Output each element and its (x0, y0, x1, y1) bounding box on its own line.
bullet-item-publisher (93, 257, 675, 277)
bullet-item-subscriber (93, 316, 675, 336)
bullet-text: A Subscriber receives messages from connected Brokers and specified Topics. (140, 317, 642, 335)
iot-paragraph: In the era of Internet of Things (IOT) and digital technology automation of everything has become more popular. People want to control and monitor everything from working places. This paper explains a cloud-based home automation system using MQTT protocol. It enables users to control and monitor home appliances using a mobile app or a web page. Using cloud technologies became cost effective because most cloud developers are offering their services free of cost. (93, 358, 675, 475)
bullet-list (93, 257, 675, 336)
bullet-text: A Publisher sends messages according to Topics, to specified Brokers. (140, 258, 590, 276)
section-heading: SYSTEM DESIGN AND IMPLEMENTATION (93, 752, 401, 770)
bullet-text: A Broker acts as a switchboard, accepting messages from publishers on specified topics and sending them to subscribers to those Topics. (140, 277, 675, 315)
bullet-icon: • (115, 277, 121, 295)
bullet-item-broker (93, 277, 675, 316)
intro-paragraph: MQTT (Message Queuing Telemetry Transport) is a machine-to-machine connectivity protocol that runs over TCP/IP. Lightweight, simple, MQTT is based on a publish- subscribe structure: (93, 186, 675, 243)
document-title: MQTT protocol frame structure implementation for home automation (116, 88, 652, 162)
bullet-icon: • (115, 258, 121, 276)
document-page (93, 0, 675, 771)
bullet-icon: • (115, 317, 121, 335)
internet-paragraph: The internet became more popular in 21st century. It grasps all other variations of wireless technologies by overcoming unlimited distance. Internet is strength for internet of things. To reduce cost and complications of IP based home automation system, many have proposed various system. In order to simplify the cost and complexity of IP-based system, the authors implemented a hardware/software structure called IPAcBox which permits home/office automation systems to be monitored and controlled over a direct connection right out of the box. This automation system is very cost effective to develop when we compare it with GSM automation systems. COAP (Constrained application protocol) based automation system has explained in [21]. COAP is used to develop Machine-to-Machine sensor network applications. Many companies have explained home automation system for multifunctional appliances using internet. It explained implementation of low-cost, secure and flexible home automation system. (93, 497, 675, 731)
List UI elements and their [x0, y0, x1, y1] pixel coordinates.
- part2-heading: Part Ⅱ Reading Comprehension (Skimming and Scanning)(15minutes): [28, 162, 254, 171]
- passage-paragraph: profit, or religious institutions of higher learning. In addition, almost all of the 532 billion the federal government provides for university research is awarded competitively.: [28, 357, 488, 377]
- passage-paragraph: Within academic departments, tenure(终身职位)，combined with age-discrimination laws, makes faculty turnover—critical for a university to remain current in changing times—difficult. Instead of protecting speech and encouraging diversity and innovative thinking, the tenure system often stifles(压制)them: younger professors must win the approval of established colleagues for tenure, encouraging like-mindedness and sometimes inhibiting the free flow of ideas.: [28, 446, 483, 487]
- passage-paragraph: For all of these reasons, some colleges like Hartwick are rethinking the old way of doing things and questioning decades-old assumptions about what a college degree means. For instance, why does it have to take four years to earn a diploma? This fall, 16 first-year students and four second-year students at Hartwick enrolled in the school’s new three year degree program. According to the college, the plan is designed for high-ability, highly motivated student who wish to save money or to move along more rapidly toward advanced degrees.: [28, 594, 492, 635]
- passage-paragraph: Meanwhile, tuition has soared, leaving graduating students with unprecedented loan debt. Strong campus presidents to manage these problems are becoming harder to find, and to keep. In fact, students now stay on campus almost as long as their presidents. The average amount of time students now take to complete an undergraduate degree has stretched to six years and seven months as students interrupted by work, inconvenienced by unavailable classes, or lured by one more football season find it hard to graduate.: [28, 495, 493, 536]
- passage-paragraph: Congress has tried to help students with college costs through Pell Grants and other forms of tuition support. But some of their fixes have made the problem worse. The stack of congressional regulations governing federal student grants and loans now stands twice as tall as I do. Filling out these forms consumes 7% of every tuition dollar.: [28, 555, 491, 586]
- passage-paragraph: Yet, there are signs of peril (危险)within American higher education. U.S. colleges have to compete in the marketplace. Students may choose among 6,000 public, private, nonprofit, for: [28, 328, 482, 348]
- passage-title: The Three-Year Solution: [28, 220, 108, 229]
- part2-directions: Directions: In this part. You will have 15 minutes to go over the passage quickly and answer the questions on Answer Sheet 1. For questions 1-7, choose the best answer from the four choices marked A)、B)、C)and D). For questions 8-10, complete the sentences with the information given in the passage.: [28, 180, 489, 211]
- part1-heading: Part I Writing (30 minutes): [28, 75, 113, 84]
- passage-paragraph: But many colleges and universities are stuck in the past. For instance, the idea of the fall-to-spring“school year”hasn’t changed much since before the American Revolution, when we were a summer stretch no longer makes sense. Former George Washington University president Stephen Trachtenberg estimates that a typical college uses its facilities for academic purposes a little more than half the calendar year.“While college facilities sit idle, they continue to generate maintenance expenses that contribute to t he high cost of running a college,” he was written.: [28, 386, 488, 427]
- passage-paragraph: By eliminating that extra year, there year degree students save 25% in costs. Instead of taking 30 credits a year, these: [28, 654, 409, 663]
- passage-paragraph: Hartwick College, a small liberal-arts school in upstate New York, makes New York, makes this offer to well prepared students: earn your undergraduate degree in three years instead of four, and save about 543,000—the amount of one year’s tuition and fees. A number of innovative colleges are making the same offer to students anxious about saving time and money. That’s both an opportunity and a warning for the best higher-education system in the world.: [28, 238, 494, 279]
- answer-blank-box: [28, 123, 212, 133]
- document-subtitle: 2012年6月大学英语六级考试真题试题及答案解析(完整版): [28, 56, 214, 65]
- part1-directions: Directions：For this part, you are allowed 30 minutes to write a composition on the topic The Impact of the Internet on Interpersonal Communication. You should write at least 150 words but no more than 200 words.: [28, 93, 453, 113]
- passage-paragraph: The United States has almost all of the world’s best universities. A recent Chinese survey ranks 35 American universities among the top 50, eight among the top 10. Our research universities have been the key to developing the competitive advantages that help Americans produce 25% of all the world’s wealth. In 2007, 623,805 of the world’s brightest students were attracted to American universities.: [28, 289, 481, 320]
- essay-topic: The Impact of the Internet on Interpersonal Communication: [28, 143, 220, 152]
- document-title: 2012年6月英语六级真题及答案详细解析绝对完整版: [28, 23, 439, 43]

- [Problem requirements]
Starting at the first line of the records and stopping after the line that contains "bullet-list (93, 257, 675, 336)", rewrite those lines with "monitor" changed to "track" and everything else left unchanged.

- [Final result]
Output each element and its (x0, y0, x1, y1) bounding box on its own line.
bullet-item-publisher (93, 257, 675, 277)
bullet-item-subscriber (93, 316, 675, 336)
bullet-text: A Subscriber receives messages from connected Brokers and specified Topics. (140, 317, 642, 335)
iot-paragraph: In the era of Internet of Things (IOT) and digital technology automation of everything has become more popular. People want to control and track everything from working places. This paper explains a cloud-based home automation system using MQTT protocol. It enables users to control and track home appliances using a mobile app or a web page. Using cloud technologies became cost effective because most cloud developers are offering their services free of cost. (93, 358, 675, 475)
bullet-list (93, 257, 675, 336)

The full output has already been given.